### Items
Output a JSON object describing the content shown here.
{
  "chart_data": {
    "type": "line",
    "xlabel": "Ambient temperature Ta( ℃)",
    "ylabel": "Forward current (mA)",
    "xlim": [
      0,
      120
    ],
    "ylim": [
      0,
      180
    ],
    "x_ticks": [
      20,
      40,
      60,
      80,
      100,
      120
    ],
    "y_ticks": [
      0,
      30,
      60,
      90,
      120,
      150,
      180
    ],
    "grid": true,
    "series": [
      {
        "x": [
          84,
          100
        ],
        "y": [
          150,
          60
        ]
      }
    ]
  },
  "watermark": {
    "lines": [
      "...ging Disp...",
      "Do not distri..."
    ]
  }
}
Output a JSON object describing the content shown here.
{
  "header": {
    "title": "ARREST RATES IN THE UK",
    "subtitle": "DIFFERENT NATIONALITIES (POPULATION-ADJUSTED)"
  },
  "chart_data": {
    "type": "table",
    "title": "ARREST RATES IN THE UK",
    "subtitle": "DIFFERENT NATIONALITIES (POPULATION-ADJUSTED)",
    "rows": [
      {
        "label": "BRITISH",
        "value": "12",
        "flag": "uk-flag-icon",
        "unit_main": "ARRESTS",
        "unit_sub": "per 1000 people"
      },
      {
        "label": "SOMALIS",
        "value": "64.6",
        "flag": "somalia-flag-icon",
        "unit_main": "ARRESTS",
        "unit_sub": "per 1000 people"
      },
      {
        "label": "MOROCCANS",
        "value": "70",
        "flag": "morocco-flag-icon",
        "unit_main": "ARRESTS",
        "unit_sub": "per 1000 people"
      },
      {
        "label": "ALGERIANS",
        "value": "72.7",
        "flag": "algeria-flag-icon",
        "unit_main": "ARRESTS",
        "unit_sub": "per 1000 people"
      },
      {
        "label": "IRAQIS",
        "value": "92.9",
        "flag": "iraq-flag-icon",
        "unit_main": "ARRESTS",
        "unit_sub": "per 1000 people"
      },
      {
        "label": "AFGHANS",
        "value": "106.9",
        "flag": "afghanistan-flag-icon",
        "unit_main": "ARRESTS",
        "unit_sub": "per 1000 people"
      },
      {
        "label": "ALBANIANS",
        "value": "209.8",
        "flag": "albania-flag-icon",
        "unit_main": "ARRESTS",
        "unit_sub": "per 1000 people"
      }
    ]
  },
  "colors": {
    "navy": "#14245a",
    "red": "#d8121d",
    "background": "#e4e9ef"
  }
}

### Problem to solve
Print the whole listing again, exactly.

### Expected answer
Output a JSON object describing the content shown here.
{
  "chart_data": {
    "type": "line",
    "xlabel": "Ambient temperature Ta( ℃)",
    "ylabel": "Forward current (mA)",
    "xlim": [
      0,
      120
    ],
    "ylim": [
      0,
      180
    ],
    "x_ticks": [
      20,
      40,
      60,
      80,
      100,
      120
    ],
    "y_ticks": [
      0,
      30,
      60,
      90,
      120,
      150,
      180
    ],
    "grid": true,
    "series": [
      {
        "x": [
          84,
          100
        ],
        "y": [
          150,
          60
        ]
      }
    ]
  },
  "watermark": {
    "lines": [
      "...ging Disp...",
      "Do not distri..."
    ]
  }
}
Output a JSON object describing the content shown here.
{
  "header": {
    "title": "ARREST RATES IN THE UK",
    "subtitle": "DIFFERENT NATIONALITIES (POPULATION-ADJUSTED)"
  },
  "chart_data": {
    "type": "table",
    "title": "ARREST RATES IN THE UK",
    "subtitle": "DIFFERENT NATIONALITIES (POPULATION-ADJUSTED)",
    "rows": [
      {
        "label": "BRITISH",
        "value": "12",
        "flag": "uk-flag-icon",
        "unit_main": "ARRESTS",
        "unit_sub": "per 1000 people"
      },
      {
        "label": "SOMALIS",
        "value": "64.6",
        "flag": "somalia-flag-icon",
        "unit_main": "ARRESTS",
        "unit_sub": "per 1000 people"
      },
      {
        "label": "MOROCCANS",
        "value": "70",
        "flag": "morocco-flag-icon",
        "unit_main": "ARRESTS",
        "unit_sub": "per 1000 people"
      },
      {
        "label": "ALGERIANS",
        "value": "72.7",
        "flag": "algeria-flag-icon",
        "unit_main": "ARRESTS",
        "unit_sub": "per 1000 people"
      },
      {
        "label": "IRAQIS",
        "value": "92.9",
        "flag": "iraq-flag-icon",
        "unit_main": "ARRESTS",
        "unit_sub": "per 1000 people"
      },
      {
        "label": "AFGHANS",
        "value": "106.9",
        "flag": "afghanistan-flag-icon",
        "unit_main": "ARRESTS",
        "unit_sub": "per 1000 people"
      },
      {
        "label": "ALBANIANS",
        "value": "209.8",
        "flag": "albania-flag-icon",
        "unit_main": "ARRESTS",
        "unit_sub": "per 1000 people"
      }
    ]
  },
  "colors": {
    "navy": "#14245a",
    "red": "#d8121d",
    "background": "#e4e9ef"
  }
}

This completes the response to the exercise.